_Task objective_
The listing below must be repeated word for word, with its images excluded.
=== Provided entries ===
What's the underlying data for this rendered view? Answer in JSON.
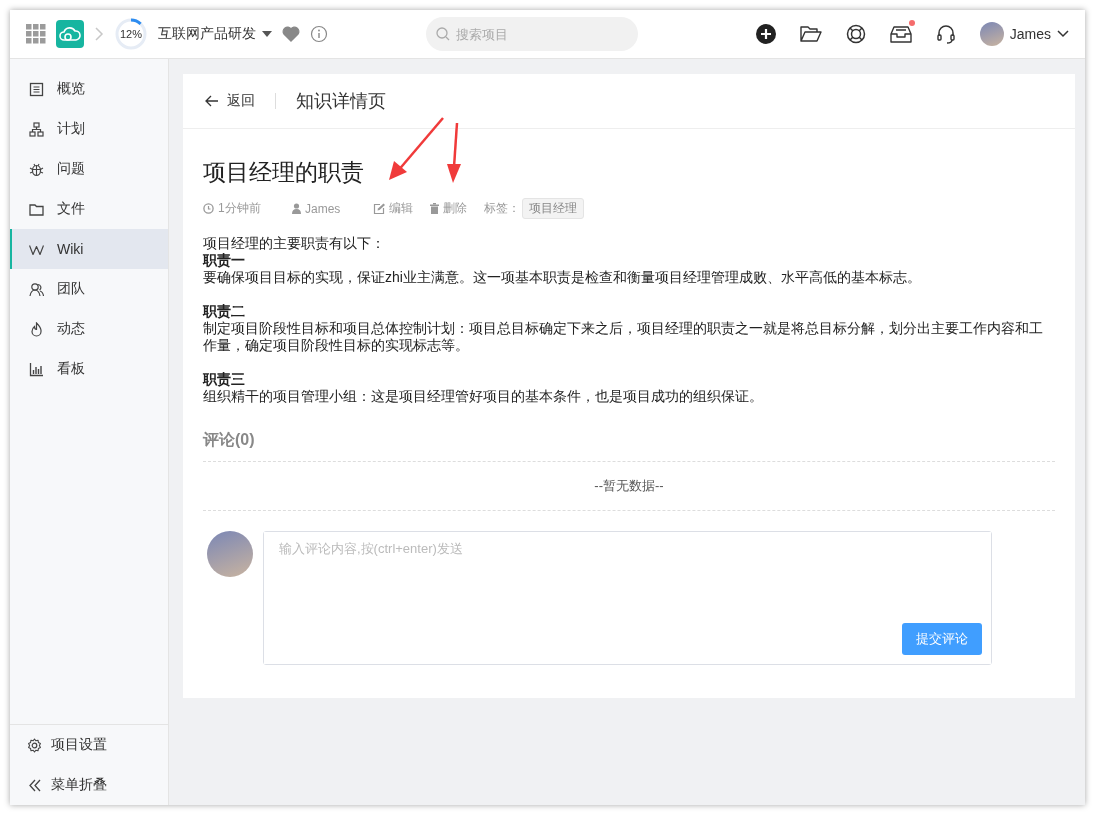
{
  "header": {
    "progress": {
      "level": 0.12,
      "label": "12%"
    },
    "project_name": "互联网产品研发",
    "favorite": true,
    "search": {
      "placeholder": "搜索项目"
    },
    "notification": true,
    "user": "James"
  },
  "sidebar": {
    "items": [
      {
        "label": "概览",
        "selected": false
      },
      {
        "label": "计划",
        "selected": false
      },
      {
        "label": "问题",
        "selected": false
      },
      {
        "label": "文件",
        "selected": false
      },
      {
        "label": "Wiki",
        "selected": true
      },
      {
        "label": "团队",
        "selected": false
      },
      {
        "label": "动态",
        "selected": false
      },
      {
        "label": "看板",
        "selected": false
      }
    ],
    "footer": [
      {
        "label": "项目设置"
      },
      {
        "label": "菜单折叠"
      }
    ]
  },
  "page": {
    "back": "返回",
    "title": "知识详情页"
  },
  "article": {
    "title": "项目经理的职责",
    "time": "1分钟前",
    "author": "James",
    "edit": "编辑",
    "delete": "删除",
    "tags_label": "标签：",
    "tags": [
      "项目经理"
    ],
    "intro": "项目经理的主要职责有以下：",
    "sections": [
      {
        "heading": "职责一",
        "text": "要确保项目目标的实现，保证zhi业主满意。这一项基本职责是检查和衡量项目经理管理成败、水平高低的基本标志。"
      },
      {
        "heading": "职责二",
        "text": "制定项目阶段性目标和项目总体控制计划：项目总目标确定下来之后，项目经理的职责之一就是将总目标分解，划分出主要工作内容和工作量，确定项目阶段性目标的实现标志等。"
      },
      {
        "heading": "职责三",
        "text": "组织精干的项目管理小组：这是项目经理管好项目的基本条件，也是项目成功的组织保证。"
      }
    ]
  },
  "comments": {
    "title": "评论(0)",
    "empty": "--暂无数据--",
    "input": {
      "placeholder": "输入评论内容,按(ctrl+enter)发送"
    },
    "submit": "提交评论"
  }
}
===
_Answer to this exercise_
What's the underlying data for this rendered view? Answer in JSON.
{
  "header": {
    "progress": {
      "level": 0.12,
      "label": "12%"
    },
    "project_name": "互联网产品研发",
    "favorite": true,
    "search": {
      "placeholder": "搜索项目"
    },
    "notification": true,
    "user": "James"
  },
  "sidebar": {
    "items": [
      {
        "label": "概览",
        "selected": false
      },
      {
        "label": "计划",
        "selected": false
      },
      {
        "label": "问题",
        "selected": false
      },
      {
        "label": "文件",
        "selected": false
      },
      {
        "label": "Wiki",
        "selected": true
      },
      {
        "label": "团队",
        "selected": false
      },
      {
        "label": "动态",
        "selected": false
      },
      {
        "label": "看板",
        "selected": false
      }
    ],
    "footer": [
      {
        "label": "项目设置"
      },
      {
        "label": "菜单折叠"
      }
    ]
  },
  "page": {
    "back": "返回",
    "title": "知识详情页"
  },
  "article": {
    "title": "项目经理的职责",
    "time": "1分钟前",
    "author": "James",
    "edit": "编辑",
    "delete": "删除",
    "tags_label": "标签：",
    "tags": [
      "项目经理"
    ],
    "intro": "项目经理的主要职责有以下：",
    "sections": [
      {
        "heading": "职责一",
        "text": "要确保项目目标的实现，保证zhi业主满意。这一项基本职责是检查和衡量项目经理管理成败、水平高低的基本标志。"
      },
      {
        "heading": "职责二",
        "text": "制定项目阶段性目标和项目总体控制计划：项目总目标确定下来之后，项目经理的职责之一就是将总目标分解，划分出主要工作内容和工作量，确定项目阶段性目标的实现标志等。"
      },
      {
        "heading": "职责三",
        "text": "组织精干的项目管理小组：这是项目经理管好项目的基本条件，也是项目成功的组织保证。"
      }
    ]
  },
  "comments": {
    "title": "评论(0)",
    "empty": "--暂无数据--",
    "input": {
      "placeholder": "输入评论内容,按(ctrl+enter)发送"
    },
    "submit": "提交评论"
  }
}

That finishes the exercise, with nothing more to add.